>> start

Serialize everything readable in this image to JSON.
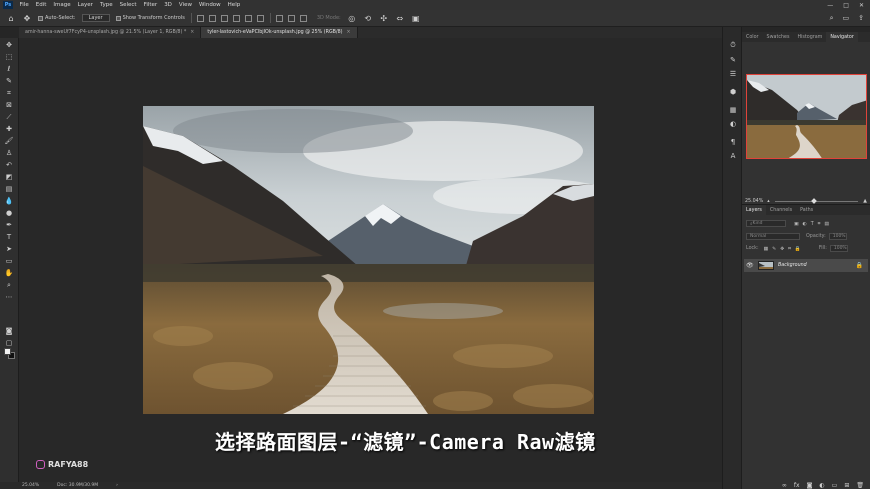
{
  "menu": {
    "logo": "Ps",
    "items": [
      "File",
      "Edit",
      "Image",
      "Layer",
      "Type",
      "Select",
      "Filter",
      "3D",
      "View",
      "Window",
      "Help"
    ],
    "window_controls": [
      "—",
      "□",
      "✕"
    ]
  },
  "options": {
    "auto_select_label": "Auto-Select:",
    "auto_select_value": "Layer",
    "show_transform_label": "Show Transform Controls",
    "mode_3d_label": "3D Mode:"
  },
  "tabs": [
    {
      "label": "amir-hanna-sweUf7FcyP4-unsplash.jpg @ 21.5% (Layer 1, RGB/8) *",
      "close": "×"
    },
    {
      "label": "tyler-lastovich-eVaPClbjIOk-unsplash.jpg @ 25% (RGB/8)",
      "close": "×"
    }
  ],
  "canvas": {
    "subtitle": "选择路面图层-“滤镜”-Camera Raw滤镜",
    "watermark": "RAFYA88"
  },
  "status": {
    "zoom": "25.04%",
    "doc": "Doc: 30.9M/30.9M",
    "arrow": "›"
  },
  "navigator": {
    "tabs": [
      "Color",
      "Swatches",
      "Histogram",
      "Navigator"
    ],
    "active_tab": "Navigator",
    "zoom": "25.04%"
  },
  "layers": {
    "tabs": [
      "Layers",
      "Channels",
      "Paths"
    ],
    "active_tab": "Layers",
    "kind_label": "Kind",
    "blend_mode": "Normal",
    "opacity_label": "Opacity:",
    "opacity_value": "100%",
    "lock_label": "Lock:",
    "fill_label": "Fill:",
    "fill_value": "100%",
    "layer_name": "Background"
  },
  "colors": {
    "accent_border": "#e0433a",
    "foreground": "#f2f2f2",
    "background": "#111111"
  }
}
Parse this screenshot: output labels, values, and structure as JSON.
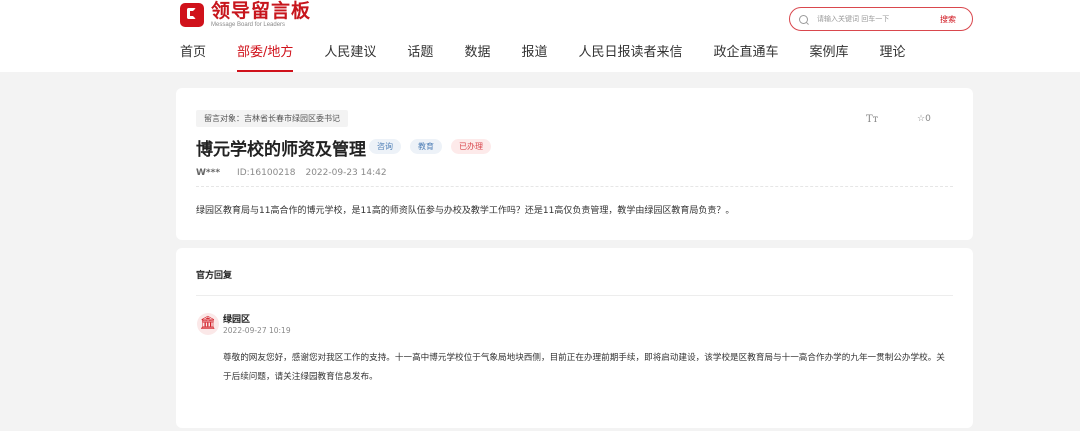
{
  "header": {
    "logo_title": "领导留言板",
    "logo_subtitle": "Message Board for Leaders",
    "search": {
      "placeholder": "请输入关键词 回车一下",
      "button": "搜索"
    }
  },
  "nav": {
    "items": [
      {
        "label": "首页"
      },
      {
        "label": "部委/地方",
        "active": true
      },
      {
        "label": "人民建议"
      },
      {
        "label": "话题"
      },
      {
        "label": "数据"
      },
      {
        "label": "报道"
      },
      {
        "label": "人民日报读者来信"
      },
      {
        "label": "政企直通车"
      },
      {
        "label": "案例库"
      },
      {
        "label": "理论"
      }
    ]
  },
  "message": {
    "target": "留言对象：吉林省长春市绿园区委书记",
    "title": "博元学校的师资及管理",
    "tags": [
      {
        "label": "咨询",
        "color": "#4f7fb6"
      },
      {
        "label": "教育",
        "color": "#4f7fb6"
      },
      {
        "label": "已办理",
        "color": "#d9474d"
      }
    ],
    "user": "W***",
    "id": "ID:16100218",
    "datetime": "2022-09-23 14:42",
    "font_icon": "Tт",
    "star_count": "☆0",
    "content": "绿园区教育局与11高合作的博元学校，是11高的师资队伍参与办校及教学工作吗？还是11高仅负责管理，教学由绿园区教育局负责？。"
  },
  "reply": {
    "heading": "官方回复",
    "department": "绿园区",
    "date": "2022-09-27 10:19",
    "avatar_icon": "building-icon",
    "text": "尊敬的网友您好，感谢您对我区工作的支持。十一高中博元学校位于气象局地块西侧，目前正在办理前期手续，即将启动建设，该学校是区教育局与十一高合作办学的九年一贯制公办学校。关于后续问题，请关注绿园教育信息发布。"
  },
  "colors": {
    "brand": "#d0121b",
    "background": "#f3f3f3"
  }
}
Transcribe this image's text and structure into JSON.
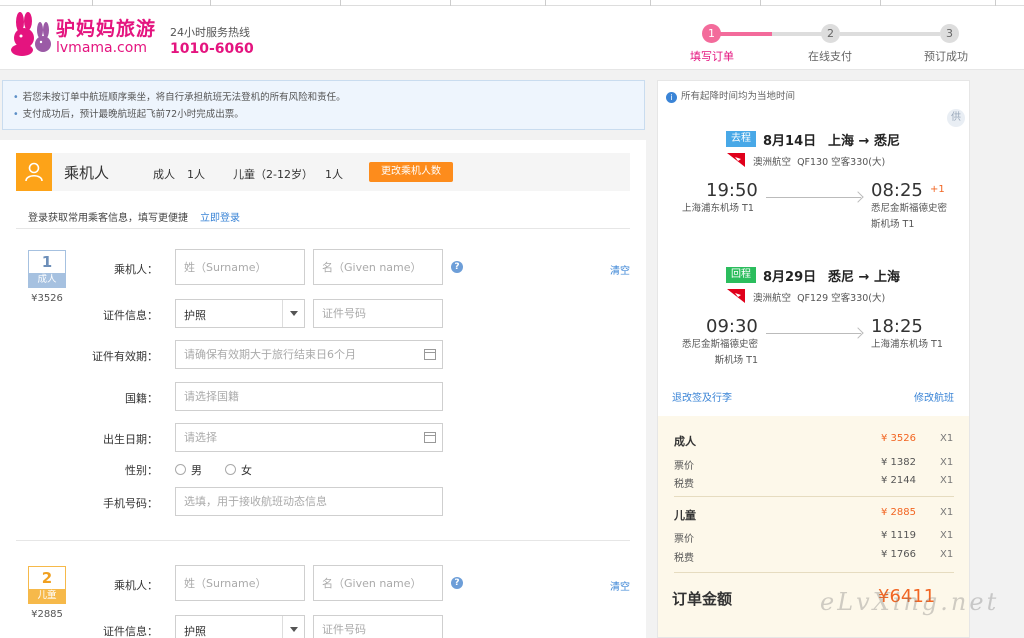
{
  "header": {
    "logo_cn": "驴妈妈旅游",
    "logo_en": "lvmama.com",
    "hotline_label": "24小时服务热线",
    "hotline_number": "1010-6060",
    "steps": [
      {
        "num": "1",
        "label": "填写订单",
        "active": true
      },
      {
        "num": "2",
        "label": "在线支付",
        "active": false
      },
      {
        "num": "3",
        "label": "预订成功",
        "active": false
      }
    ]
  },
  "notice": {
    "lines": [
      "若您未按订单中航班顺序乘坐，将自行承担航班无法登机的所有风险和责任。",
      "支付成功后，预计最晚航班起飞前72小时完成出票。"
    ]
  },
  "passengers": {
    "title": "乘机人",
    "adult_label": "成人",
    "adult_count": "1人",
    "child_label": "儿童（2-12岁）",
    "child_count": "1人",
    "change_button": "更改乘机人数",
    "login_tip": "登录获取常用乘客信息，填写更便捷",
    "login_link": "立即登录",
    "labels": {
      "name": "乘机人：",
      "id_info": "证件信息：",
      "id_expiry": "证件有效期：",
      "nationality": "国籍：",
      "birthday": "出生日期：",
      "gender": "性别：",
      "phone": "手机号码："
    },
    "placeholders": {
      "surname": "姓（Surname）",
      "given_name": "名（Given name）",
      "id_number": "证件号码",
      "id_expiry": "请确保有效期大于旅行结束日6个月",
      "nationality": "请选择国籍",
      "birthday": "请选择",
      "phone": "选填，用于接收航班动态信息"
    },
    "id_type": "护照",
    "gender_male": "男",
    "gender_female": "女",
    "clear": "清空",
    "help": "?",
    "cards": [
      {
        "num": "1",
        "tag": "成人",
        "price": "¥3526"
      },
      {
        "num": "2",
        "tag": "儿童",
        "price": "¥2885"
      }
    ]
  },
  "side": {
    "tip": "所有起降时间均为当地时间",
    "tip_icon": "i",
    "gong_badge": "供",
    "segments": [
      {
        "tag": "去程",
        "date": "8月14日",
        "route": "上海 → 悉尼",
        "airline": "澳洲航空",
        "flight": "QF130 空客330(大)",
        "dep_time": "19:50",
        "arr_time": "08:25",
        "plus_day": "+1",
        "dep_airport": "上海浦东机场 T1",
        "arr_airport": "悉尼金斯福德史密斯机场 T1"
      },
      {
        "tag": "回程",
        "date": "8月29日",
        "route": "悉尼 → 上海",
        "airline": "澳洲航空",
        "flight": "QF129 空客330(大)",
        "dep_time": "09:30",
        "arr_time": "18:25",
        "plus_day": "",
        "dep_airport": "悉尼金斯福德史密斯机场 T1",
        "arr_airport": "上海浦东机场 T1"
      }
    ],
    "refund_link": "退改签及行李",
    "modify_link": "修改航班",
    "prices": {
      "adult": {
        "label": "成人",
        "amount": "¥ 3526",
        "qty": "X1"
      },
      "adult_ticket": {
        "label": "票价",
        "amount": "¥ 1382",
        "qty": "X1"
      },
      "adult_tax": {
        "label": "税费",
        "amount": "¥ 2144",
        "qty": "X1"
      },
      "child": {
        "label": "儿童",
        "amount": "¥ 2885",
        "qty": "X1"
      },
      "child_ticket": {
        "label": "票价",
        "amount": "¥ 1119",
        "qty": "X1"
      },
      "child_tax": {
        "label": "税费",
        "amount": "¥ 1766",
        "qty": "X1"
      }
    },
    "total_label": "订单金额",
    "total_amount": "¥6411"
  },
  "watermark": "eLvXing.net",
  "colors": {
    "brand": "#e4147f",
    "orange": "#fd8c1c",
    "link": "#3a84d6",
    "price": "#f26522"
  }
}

>> end

Every line in the data that holds "structure" should be copied out.

SOLUTION TO THE PROBLEM
Parse this screenshot: output labels, values, and structure as JSON.
Transcribe this image's text and structure into JSON.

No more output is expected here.